What is asked:
Swap every "interactable" in the lines below for "clickable" and give the lines back otherwise unchanged, leaving out the pictures.

──────── Records for this exercise ────────

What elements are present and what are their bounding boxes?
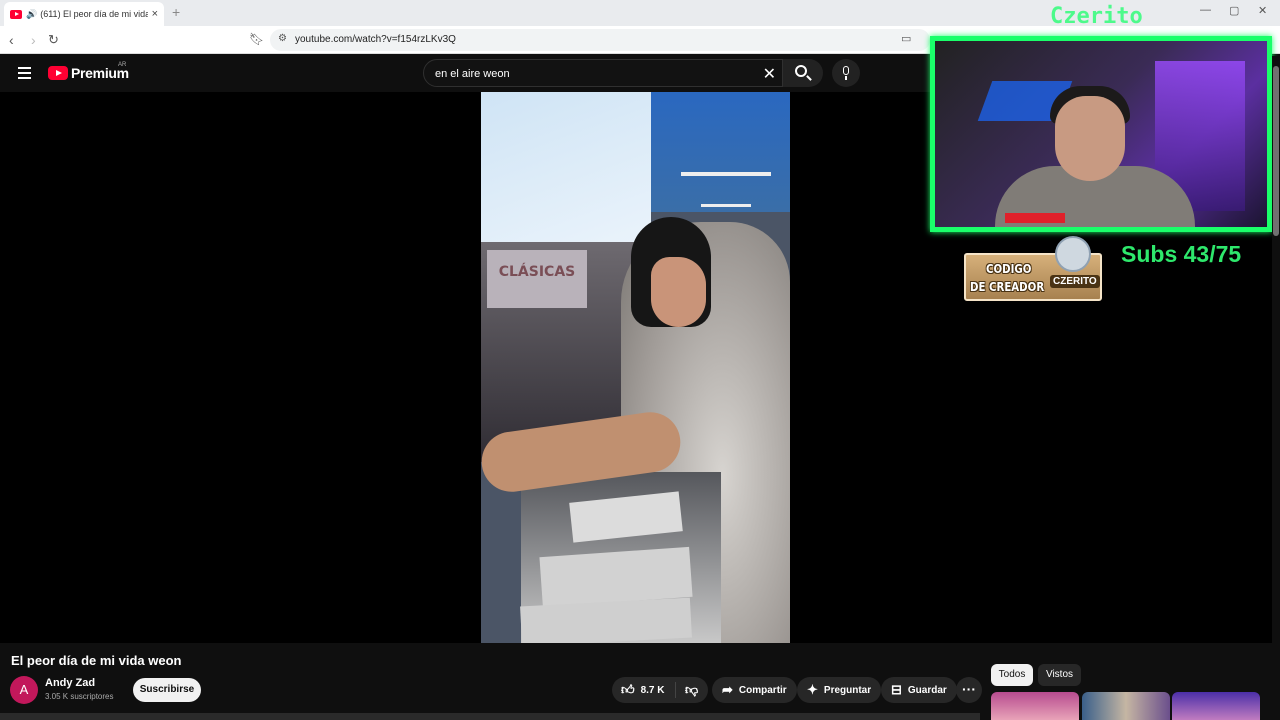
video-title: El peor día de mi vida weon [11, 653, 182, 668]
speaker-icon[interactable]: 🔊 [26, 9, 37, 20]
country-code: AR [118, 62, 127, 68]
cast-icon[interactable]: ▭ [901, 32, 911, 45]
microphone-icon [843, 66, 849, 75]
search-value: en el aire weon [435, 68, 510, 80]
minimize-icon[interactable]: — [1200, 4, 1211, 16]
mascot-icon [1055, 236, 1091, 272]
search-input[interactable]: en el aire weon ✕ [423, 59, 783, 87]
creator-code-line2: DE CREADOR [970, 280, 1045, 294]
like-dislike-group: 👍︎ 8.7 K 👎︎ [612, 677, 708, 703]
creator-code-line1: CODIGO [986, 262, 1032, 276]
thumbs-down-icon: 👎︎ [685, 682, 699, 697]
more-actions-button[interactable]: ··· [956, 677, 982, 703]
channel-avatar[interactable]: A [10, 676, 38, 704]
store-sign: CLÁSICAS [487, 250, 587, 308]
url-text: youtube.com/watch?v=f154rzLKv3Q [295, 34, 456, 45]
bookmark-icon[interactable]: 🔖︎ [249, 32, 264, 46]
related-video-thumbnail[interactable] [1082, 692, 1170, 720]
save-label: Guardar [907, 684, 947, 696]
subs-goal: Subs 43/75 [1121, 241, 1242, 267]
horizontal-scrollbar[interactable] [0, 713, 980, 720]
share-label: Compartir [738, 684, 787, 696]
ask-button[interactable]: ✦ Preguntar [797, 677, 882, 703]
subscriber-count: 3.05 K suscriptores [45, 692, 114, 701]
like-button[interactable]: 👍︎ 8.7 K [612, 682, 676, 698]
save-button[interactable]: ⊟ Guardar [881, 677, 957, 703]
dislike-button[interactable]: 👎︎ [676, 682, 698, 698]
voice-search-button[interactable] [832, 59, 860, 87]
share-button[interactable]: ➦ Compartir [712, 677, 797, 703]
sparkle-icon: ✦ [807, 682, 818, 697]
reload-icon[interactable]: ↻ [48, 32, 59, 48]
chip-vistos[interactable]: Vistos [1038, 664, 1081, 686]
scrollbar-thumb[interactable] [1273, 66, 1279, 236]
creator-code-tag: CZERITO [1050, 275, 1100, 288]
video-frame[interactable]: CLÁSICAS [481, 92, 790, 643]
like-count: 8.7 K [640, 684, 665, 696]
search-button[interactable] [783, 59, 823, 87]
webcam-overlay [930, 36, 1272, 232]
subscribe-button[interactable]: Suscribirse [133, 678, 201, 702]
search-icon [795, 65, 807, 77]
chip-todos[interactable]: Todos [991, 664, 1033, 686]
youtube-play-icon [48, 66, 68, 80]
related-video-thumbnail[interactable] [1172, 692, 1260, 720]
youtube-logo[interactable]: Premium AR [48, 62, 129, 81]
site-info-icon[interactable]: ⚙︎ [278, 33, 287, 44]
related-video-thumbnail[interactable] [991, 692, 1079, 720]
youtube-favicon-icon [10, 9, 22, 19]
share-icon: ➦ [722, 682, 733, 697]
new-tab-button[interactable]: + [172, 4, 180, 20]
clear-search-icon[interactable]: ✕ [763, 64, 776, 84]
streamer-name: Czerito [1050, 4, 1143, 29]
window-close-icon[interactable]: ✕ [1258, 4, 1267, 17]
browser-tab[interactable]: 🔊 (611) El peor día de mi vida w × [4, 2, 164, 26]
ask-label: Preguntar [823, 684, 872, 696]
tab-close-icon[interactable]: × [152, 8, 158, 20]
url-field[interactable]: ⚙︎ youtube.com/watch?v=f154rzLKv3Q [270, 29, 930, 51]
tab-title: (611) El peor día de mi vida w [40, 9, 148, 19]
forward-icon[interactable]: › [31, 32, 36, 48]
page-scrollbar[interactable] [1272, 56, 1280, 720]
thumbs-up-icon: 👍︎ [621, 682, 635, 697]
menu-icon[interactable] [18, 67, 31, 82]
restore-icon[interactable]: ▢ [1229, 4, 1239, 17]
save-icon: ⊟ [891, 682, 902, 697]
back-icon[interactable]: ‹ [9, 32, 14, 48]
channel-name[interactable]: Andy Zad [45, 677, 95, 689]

────────

Written response:
What elements are present and what are their bounding boxes?
video-title: El peor día de mi vida weon [11, 653, 182, 668]
speaker-icon[clickable]: 🔊 [26, 9, 37, 20]
country-code: AR [118, 62, 127, 68]
cast-icon[clickable]: ▭ [901, 32, 911, 45]
microphone-icon [843, 66, 849, 75]
search-value: en el aire weon [435, 68, 510, 80]
minimize-icon[clickable]: — [1200, 4, 1211, 16]
mascot-icon [1055, 236, 1091, 272]
search-input[clickable]: en el aire weon ✕ [423, 59, 783, 87]
creator-code-line2: DE CREADOR [970, 280, 1045, 294]
like-dislike-group: 👍︎ 8.7 K 👎︎ [612, 677, 708, 703]
creator-code-line1: CODIGO [986, 262, 1032, 276]
thumbs-down-icon: 👎︎ [685, 682, 699, 697]
more-actions-button[clickable]: ··· [956, 677, 982, 703]
channel-avatar[clickable]: A [10, 676, 38, 704]
store-sign: CLÁSICAS [487, 250, 587, 308]
url-text: youtube.com/watch?v=f154rzLKv3Q [295, 34, 456, 45]
bookmark-icon[clickable]: 🔖︎ [249, 32, 264, 46]
related-video-thumbnail[clickable] [1082, 692, 1170, 720]
save-label: Guardar [907, 684, 947, 696]
subs-goal: Subs 43/75 [1121, 241, 1242, 267]
horizontal-scrollbar[clickable] [0, 713, 980, 720]
share-label: Compartir [738, 684, 787, 696]
ask-button[clickable]: ✦ Preguntar [797, 677, 882, 703]
subscriber-count: 3.05 K suscriptores [45, 692, 114, 701]
like-button[clickable]: 👍︎ 8.7 K [612, 682, 676, 698]
save-button[clickable]: ⊟ Guardar [881, 677, 957, 703]
dislike-button[clickable]: 👎︎ [676, 682, 698, 698]
voice-search-button[clickable] [832, 59, 860, 87]
share-button[clickable]: ➦ Compartir [712, 677, 797, 703]
sparkle-icon: ✦ [807, 682, 818, 697]
reload-icon[clickable]: ↻ [48, 32, 59, 48]
chip-vistos[clickable]: Vistos [1038, 664, 1081, 686]
scrollbar-thumb[clickable] [1273, 66, 1279, 236]
creator-code-tag: CZERITO [1050, 275, 1100, 288]
video-frame[clickable]: CLÁSICAS [481, 92, 790, 643]
like-count: 8.7 K [640, 684, 665, 696]
search-button[clickable] [783, 59, 823, 87]
webcam-overlay [930, 36, 1272, 232]
subscribe-button[clickable]: Suscribirse [133, 678, 201, 702]
search-icon [795, 65, 807, 77]
chip-todos[clickable]: Todos [991, 664, 1033, 686]
youtube-play-icon [48, 66, 68, 80]
related-video-thumbnail[clickable] [1172, 692, 1260, 720]
youtube-logo[clickable]: Premium AR [48, 62, 129, 81]
site-info-icon[clickable]: ⚙︎ [278, 33, 287, 44]
related-video-thumbnail[clickable] [991, 692, 1079, 720]
youtube-favicon-icon [10, 9, 22, 19]
share-icon: ➦ [722, 682, 733, 697]
new-tab-button[clickable]: + [172, 4, 180, 20]
clear-search-icon[clickable]: ✕ [763, 64, 776, 84]
streamer-name: Czerito [1050, 4, 1143, 29]
window-close-icon[clickable]: ✕ [1258, 4, 1267, 17]
browser-tab[clickable]: 🔊 (611) El peor día de mi vida w × [4, 2, 164, 26]
ask-label: Preguntar [823, 684, 872, 696]
tab-close-icon[clickable]: × [152, 8, 158, 20]
url-field[clickable]: ⚙︎ youtube.com/watch?v=f154rzLKv3Q [270, 29, 930, 51]
tab-title: (611) El peor día de mi vida w [40, 9, 148, 19]
forward-icon[clickable]: › [31, 32, 36, 48]
page-scrollbar[clickable] [1272, 56, 1280, 720]
thumbs-up-icon: 👍︎ [621, 682, 635, 697]
menu-icon[clickable] [18, 67, 31, 82]
restore-icon[clickable]: ▢ [1229, 4, 1239, 17]
save-icon: ⊟ [891, 682, 902, 697]
back-icon[clickable]: ‹ [9, 32, 14, 48]
channel-name[clickable]: Andy Zad [45, 677, 95, 689]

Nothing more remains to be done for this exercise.